[Required work] Repeat the material below exactly, with no pictures.

[Exercise materials]
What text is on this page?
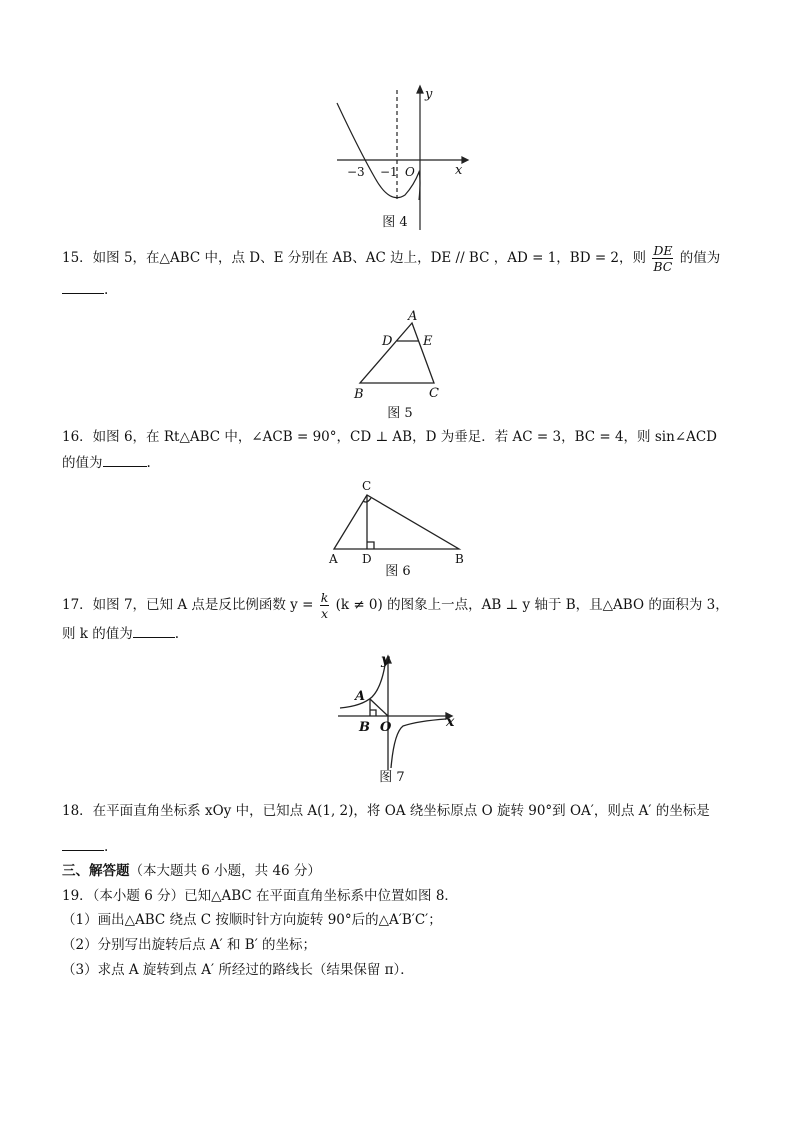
y
x
−3 −1 O
图 4
15．如图 5，在△ABC 中，点 D、E 分别在 AB、AC 边上，DE // BC ，AD = 1，BD = 2，则 $\frac{DE}{BC}$ 的值为
.
A
D E
B	C
图 5
16．如图 6，在 Rt△ABC 中，∠ACB = 90°，CD ⊥ AB，D 为垂足．若 AC = 3，BC = 4，则 sin∠ACD
的值为	.
C
A D	B
图 6
17．如图 7，已知 A 点是反比例函数 $y = \frac{k}{x} (k \ne 0)$ 的图象上一点，AB ⊥ y 轴于 B，且△ABO 的面积为 3，
则 k 的值为	.
y
x
A
B O
图 7
18．在平面直角坐标系 xOy 中，已知点 A(1, 2)，将 OA 绕坐标原点 O 旋转 90°到 OA′，则点 A′ 的坐标是
.
三、解答题（本大题共 6 小题，共 46 分）
19．（本小题 6 分）已知△ABC 在平面直角坐标系中位置如图 8．
（1）画出△ABC 绕点 C 按顺时针方向旋转 90°后的△A′B′C′；
（2）分别写出旋转后点 A′ 和 B′ 的坐标；
（3）求点 A 旋转到点 A′ 所经过的路线长（结果保留 π）．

[Complete output]
What text is on this page?
y
x
−3 −1 O
图 4
15．如图 5，在△ABC 中，点 D、E 分别在 AB、AC 边上，DE // BC ，AD = 1，BD = 2，则 $\frac{DE}{BC}$ 的值为
.
A
D E
B	C
图 5
16．如图 6，在 Rt△ABC 中，∠ACB = 90°，CD ⊥ AB，D 为垂足．若 AC = 3，BC = 4，则 sin∠ACD
的值为	.
C
A D	B
图 6
17．如图 7，已知 A 点是反比例函数 $y = \frac{k}{x} (k \ne 0)$ 的图象上一点，AB ⊥ y 轴于 B，且△ABO 的面积为 3，
则 k 的值为	.
y
x
A
B O
图 7
18．在平面直角坐标系 xOy 中，已知点 A(1, 2)，将 OA 绕坐标原点 O 旋转 90°到 OA′，则点 A′ 的坐标是
.
三、解答题（本大题共 6 小题，共 46 分）
19．（本小题 6 分）已知△ABC 在平面直角坐标系中位置如图 8．
（1）画出△ABC 绕点 C 按顺时针方向旋转 90°后的△A′B′C′；
（2）分别写出旋转后点 A′ 和 B′ 的坐标；
（3）求点 A 旋转到点 A′ 所经过的路线长（结果保留 π）．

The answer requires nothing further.